• **Goal of the exercise**
Where the word "Overlap" shows up in the entries below, please copy the whole line.

• **Interface dataset entries**
··········

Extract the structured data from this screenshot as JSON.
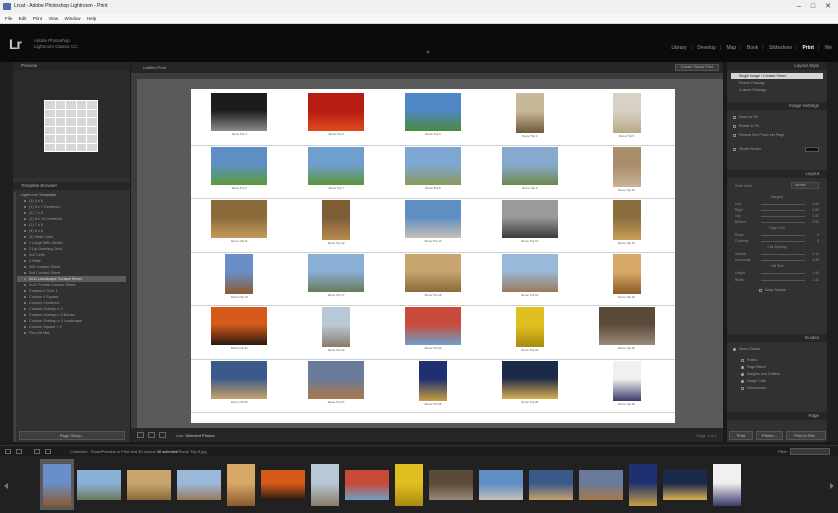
{
  "window": {
    "title": "Lrcat - Adobe Photoshop Lightroom - Print",
    "menu": [
      "File",
      "Edit",
      "Print",
      "View",
      "Window",
      "Help"
    ],
    "minimize": "–",
    "maximize": "□",
    "close": "✕"
  },
  "identity": {
    "logo": "Lr",
    "line1": "Adobe Photoshop",
    "line2": "Lightroom Classic CC"
  },
  "modules": [
    "Library",
    "Develop",
    "Map",
    "Book",
    "Slideshow",
    "Print",
    "We"
  ],
  "active_module": "Print",
  "left_panel": {
    "preview_title": "Preview",
    "template_browser_title": "Template Browser",
    "templates": [
      {
        "label": "Lightroom Templates",
        "folder": true
      },
      {
        "label": "(1) 4 x 6",
        "folder": false
      },
      {
        "label": "(1) 5 x 7 Centered",
        "folder": false
      },
      {
        "label": "(1) 7 x 5",
        "folder": false
      },
      {
        "label": "(1) 8 x 10 Centered",
        "folder": false
      },
      {
        "label": "(2) 7 x 5",
        "folder": false
      },
      {
        "label": "(4) 5 x 6",
        "folder": false
      },
      {
        "label": "(4) Wide Cells",
        "folder": false
      },
      {
        "label": "1 Large With Stroke",
        "folder": false
      },
      {
        "label": "2 Up Greeting Card",
        "folder": false
      },
      {
        "label": "2x2 Cells",
        "folder": false
      },
      {
        "label": "4 Wide",
        "folder": false
      },
      {
        "label": "4x5 Contact Sheet",
        "folder": false
      },
      {
        "label": "5x8 Contact Sheet",
        "folder": false
      },
      {
        "label": "5x11 Landscape Contact Sheet",
        "folder": false
      },
      {
        "label": "5x11 Portrait Contact Sheet",
        "folder": false
      },
      {
        "label": "Custom 2 Over 1",
        "folder": false
      },
      {
        "label": "Custom 4 Square",
        "folder": false
      },
      {
        "label": "Custom Centered",
        "folder": false
      },
      {
        "label": "Custom Overlap x 3",
        "folder": false
      },
      {
        "label": "Custom Overlap x 3 Border",
        "folder": false
      },
      {
        "label": "Custom Overlap x 3 Landscape",
        "folder": false
      },
      {
        "label": "Custom Square + 2",
        "folder": false
      },
      {
        "label": "Fine Art Mat",
        "folder": false
      }
    ],
    "selected_template_index": 14,
    "page_setup": "Page Setup..."
  },
  "center": {
    "toolbar_label": "Untitled Print",
    "create_saved_print": "Create Saved Print",
    "captions": [
      "Rome Trip 1",
      "Rome Trip 2",
      "Rome Trip 3",
      "Rome Trip 4",
      "Rome Trip 5",
      "Rome Trip 6",
      "Rome Trip 7",
      "Rome Trip 8",
      "Rome Trip 9",
      "Rome Trip 10",
      "Rome Trip 11",
      "Rome Trip 12",
      "Rome Trip 13",
      "Rome Trip 14",
      "Rome Trip 15",
      "Rome Trip 16",
      "Rome Trip 17",
      "Rome Trip 18",
      "Rome Trip 19",
      "Rome Trip 20",
      "Rome Trip 21",
      "Rome Trip 22",
      "Rome Trip 23",
      "Rome Trip 24",
      "Rome Trip 25",
      "Rome Trip 26",
      "Rome Trip 27",
      "Rome Trip 28",
      "Rome Trip 29",
      "Rome Trip 30"
    ],
    "use_label": "Use:",
    "use_value": "Selected Photos",
    "page_label": "Page 1 of 1"
  },
  "right_panel": {
    "layout_style_title": "Layout Style",
    "layout_styles": [
      "Single Image / Contact Sheet",
      "Picture Package",
      "Custom Package"
    ],
    "image_settings_title": "Image Settings",
    "image_settings": [
      "Zoom to Fill",
      "Rotate to Fit",
      "Repeat One Photo per Page",
      "Stroke Border"
    ],
    "layout_title": "Layout",
    "ruler_units_label": "Ruler Units",
    "ruler_units_value": "Inches",
    "margins_label": "Margins",
    "margins": [
      {
        "label": "Left",
        "value": "0.50"
      },
      {
        "label": "Right",
        "value": "0.50"
      },
      {
        "label": "Top",
        "value": "0.50"
      },
      {
        "label": "Bottom",
        "value": "0.50"
      }
    ],
    "page_grid_label": "Page Grid",
    "page_grid": [
      {
        "label": "Rows",
        "value": "6"
      },
      {
        "label": "Columns",
        "value": "5"
      }
    ],
    "cell_spacing_label": "Cell Spacing",
    "cell_spacing": [
      {
        "label": "Vertical",
        "value": "0.14"
      },
      {
        "label": "Horizontal",
        "value": "0.25"
      }
    ],
    "cell_size_label": "Cell Size",
    "cell_size": [
      {
        "label": "Height",
        "value": "1.44"
      },
      {
        "label": "Width",
        "value": "1.40"
      }
    ],
    "keep_square": "Keep Square",
    "guides_title": "Guides",
    "show_guides": "Show Guides",
    "guide_options": [
      {
        "label": "Rulers",
        "checked": false
      },
      {
        "label": "Page Bleed",
        "checked": true
      },
      {
        "label": "Margins and Gutters",
        "checked": true
      },
      {
        "label": "Image Cells",
        "checked": true
      },
      {
        "label": "Dimensions",
        "checked": false
      }
    ],
    "page_title": "Page",
    "print_button": "Print",
    "printer_button": "Printer...",
    "print_to_file": "Print to File..."
  },
  "filmstrip_bar": {
    "info_prefix": "Collection : SmartPreview in Print fold",
    "photos_label": "30 photos",
    "selected_label": "30 selected",
    "file_label": "/Rome Trip 9.jpg",
    "filter_label": "Filter:"
  }
}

··········

• **Solved problem**
        "label": "Custom Overlap x 3",
        "label": "Custom Overlap x 3 Border",
        "label": "Custom Overlap x 3 Landscape",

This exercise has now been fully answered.